[TASK STATEMENT]
The records below must be written out exactly, with every picture left behind.

(Chart and figure data)
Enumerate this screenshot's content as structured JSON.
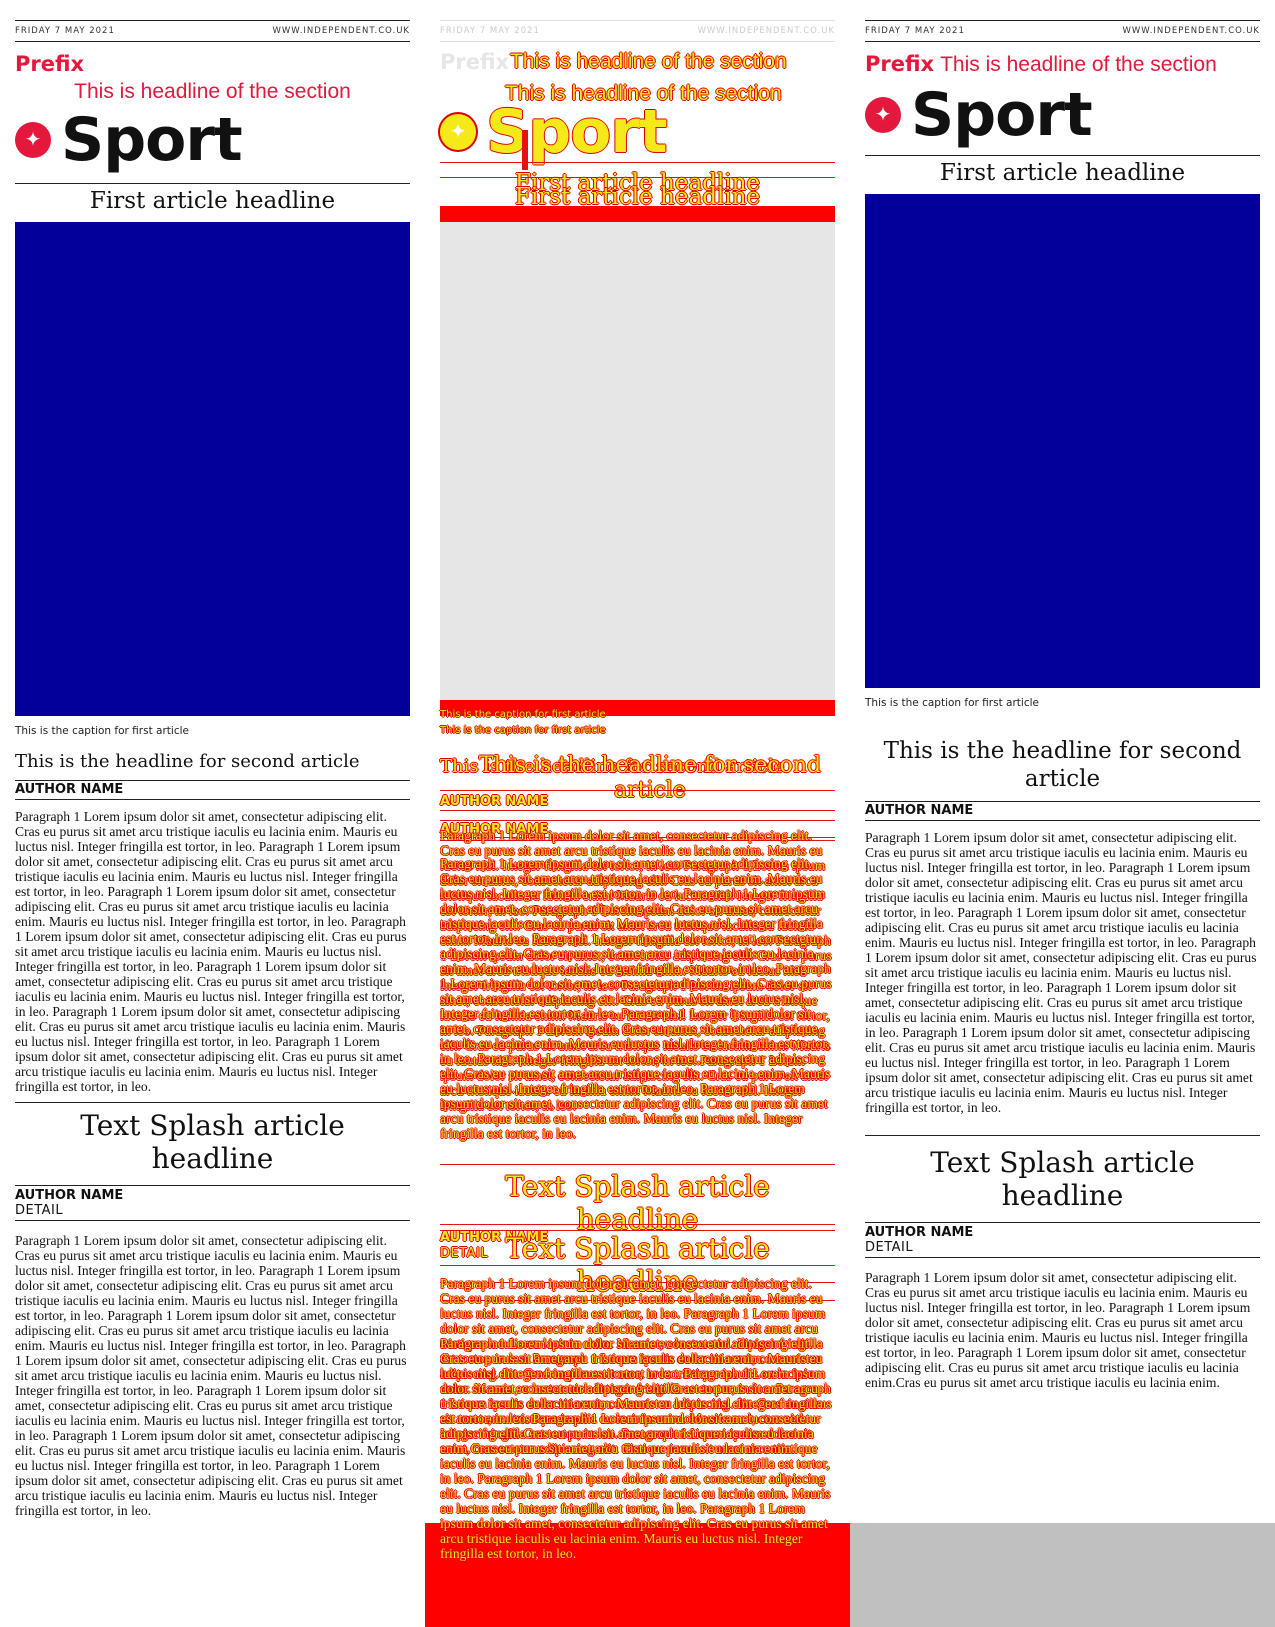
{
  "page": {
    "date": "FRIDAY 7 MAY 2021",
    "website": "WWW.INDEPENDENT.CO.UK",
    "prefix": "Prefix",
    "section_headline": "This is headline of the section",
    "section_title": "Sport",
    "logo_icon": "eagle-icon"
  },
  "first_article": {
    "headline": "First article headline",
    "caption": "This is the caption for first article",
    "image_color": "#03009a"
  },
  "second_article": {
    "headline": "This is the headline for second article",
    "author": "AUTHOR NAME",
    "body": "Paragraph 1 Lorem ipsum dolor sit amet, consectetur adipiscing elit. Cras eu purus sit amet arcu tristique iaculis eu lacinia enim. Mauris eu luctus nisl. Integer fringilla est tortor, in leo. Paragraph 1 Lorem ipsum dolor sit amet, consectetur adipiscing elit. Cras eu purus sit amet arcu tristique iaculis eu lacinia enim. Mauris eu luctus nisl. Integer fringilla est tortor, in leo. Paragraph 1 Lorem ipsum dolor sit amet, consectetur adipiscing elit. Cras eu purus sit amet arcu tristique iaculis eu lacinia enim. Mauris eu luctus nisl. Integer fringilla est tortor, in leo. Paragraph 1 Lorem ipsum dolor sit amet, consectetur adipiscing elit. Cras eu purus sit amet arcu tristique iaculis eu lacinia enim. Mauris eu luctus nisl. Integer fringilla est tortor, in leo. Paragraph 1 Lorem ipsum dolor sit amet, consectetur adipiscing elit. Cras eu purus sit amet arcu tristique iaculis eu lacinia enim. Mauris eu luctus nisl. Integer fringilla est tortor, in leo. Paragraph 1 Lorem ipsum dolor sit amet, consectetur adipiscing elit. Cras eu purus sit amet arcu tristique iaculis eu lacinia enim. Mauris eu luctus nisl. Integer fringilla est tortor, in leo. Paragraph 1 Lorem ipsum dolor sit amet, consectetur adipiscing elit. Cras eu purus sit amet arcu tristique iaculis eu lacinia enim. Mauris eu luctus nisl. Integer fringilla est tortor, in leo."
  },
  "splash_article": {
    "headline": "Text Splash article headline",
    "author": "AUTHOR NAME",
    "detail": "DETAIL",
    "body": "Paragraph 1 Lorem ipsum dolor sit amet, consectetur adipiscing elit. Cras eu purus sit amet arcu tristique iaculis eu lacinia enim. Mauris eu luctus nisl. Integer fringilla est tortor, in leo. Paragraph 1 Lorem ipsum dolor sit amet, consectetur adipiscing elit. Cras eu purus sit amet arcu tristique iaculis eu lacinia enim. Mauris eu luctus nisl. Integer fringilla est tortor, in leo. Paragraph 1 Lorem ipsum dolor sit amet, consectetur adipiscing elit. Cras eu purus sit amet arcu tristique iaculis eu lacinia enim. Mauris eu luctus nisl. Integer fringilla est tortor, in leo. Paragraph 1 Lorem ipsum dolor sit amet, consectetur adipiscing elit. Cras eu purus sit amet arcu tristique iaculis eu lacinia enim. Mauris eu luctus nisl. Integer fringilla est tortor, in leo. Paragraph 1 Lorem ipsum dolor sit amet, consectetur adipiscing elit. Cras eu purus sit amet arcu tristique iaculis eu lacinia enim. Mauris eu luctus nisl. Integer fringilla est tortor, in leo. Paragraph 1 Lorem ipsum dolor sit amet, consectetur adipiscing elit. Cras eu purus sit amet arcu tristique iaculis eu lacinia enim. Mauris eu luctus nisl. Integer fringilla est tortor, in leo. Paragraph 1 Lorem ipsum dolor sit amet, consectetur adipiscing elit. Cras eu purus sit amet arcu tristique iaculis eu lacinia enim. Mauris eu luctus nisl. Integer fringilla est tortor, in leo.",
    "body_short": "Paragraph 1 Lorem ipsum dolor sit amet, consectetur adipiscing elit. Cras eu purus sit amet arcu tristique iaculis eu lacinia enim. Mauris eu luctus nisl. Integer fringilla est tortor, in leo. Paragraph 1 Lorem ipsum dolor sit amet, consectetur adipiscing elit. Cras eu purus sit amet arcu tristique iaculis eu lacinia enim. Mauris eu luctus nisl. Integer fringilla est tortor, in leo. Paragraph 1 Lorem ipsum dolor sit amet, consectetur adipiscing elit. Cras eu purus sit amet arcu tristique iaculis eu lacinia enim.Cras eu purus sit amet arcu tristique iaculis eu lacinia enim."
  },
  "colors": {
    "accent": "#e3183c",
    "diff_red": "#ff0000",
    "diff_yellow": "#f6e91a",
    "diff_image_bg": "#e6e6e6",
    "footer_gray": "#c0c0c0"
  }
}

[EXERCISE RESPONSE]
Enumerate this screenshot's content as structured JSON.
{
  "page": {
    "date": "FRIDAY 7 MAY 2021",
    "website": "WWW.INDEPENDENT.CO.UK",
    "prefix": "Prefix",
    "section_headline": "This is headline of the section",
    "section_title": "Sport",
    "logo_icon": "eagle-icon"
  },
  "first_article": {
    "headline": "First article headline",
    "caption": "This is the caption for first article",
    "image_color": "#03009a"
  },
  "second_article": {
    "headline": "This is the headline for second article",
    "author": "AUTHOR NAME",
    "body": "Paragraph 1 Lorem ipsum dolor sit amet, consectetur adipiscing elit. Cras eu purus sit amet arcu tristique iaculis eu lacinia enim. Mauris eu luctus nisl. Integer fringilla est tortor, in leo. Paragraph 1 Lorem ipsum dolor sit amet, consectetur adipiscing elit. Cras eu purus sit amet arcu tristique iaculis eu lacinia enim. Mauris eu luctus nisl. Integer fringilla est tortor, in leo. Paragraph 1 Lorem ipsum dolor sit amet, consectetur adipiscing elit. Cras eu purus sit amet arcu tristique iaculis eu lacinia enim. Mauris eu luctus nisl. Integer fringilla est tortor, in leo. Paragraph 1 Lorem ipsum dolor sit amet, consectetur adipiscing elit. Cras eu purus sit amet arcu tristique iaculis eu lacinia enim. Mauris eu luctus nisl. Integer fringilla est tortor, in leo. Paragraph 1 Lorem ipsum dolor sit amet, consectetur adipiscing elit. Cras eu purus sit amet arcu tristique iaculis eu lacinia enim. Mauris eu luctus nisl. Integer fringilla est tortor, in leo. Paragraph 1 Lorem ipsum dolor sit amet, consectetur adipiscing elit. Cras eu purus sit amet arcu tristique iaculis eu lacinia enim. Mauris eu luctus nisl. Integer fringilla est tortor, in leo. Paragraph 1 Lorem ipsum dolor sit amet, consectetur adipiscing elit. Cras eu purus sit amet arcu tristique iaculis eu lacinia enim. Mauris eu luctus nisl. Integer fringilla est tortor, in leo."
  },
  "splash_article": {
    "headline": "Text Splash article headline",
    "author": "AUTHOR NAME",
    "detail": "DETAIL",
    "body": "Paragraph 1 Lorem ipsum dolor sit amet, consectetur adipiscing elit. Cras eu purus sit amet arcu tristique iaculis eu lacinia enim. Mauris eu luctus nisl. Integer fringilla est tortor, in leo. Paragraph 1 Lorem ipsum dolor sit amet, consectetur adipiscing elit. Cras eu purus sit amet arcu tristique iaculis eu lacinia enim. Mauris eu luctus nisl. Integer fringilla est tortor, in leo. Paragraph 1 Lorem ipsum dolor sit amet, consectetur adipiscing elit. Cras eu purus sit amet arcu tristique iaculis eu lacinia enim. Mauris eu luctus nisl. Integer fringilla est tortor, in leo. Paragraph 1 Lorem ipsum dolor sit amet, consectetur adipiscing elit. Cras eu purus sit amet arcu tristique iaculis eu lacinia enim. Mauris eu luctus nisl. Integer fringilla est tortor, in leo. Paragraph 1 Lorem ipsum dolor sit amet, consectetur adipiscing elit. Cras eu purus sit amet arcu tristique iaculis eu lacinia enim. Mauris eu luctus nisl. Integer fringilla est tortor, in leo. Paragraph 1 Lorem ipsum dolor sit amet, consectetur adipiscing elit. Cras eu purus sit amet arcu tristique iaculis eu lacinia enim. Mauris eu luctus nisl. Integer fringilla est tortor, in leo. Paragraph 1 Lorem ipsum dolor sit amet, consectetur adipiscing elit. Cras eu purus sit amet arcu tristique iaculis eu lacinia enim. Mauris eu luctus nisl. Integer fringilla est tortor, in leo.",
    "body_short": "Paragraph 1 Lorem ipsum dolor sit amet, consectetur adipiscing elit. Cras eu purus sit amet arcu tristique iaculis eu lacinia enim. Mauris eu luctus nisl. Integer fringilla est tortor, in leo. Paragraph 1 Lorem ipsum dolor sit amet, consectetur adipiscing elit. Cras eu purus sit amet arcu tristique iaculis eu lacinia enim. Mauris eu luctus nisl. Integer fringilla est tortor, in leo. Paragraph 1 Lorem ipsum dolor sit amet, consectetur adipiscing elit. Cras eu purus sit amet arcu tristique iaculis eu lacinia enim.Cras eu purus sit amet arcu tristique iaculis eu lacinia enim."
  },
  "colors": {
    "accent": "#e3183c",
    "diff_red": "#ff0000",
    "diff_yellow": "#f6e91a",
    "diff_image_bg": "#e6e6e6",
    "footer_gray": "#c0c0c0"
  }
}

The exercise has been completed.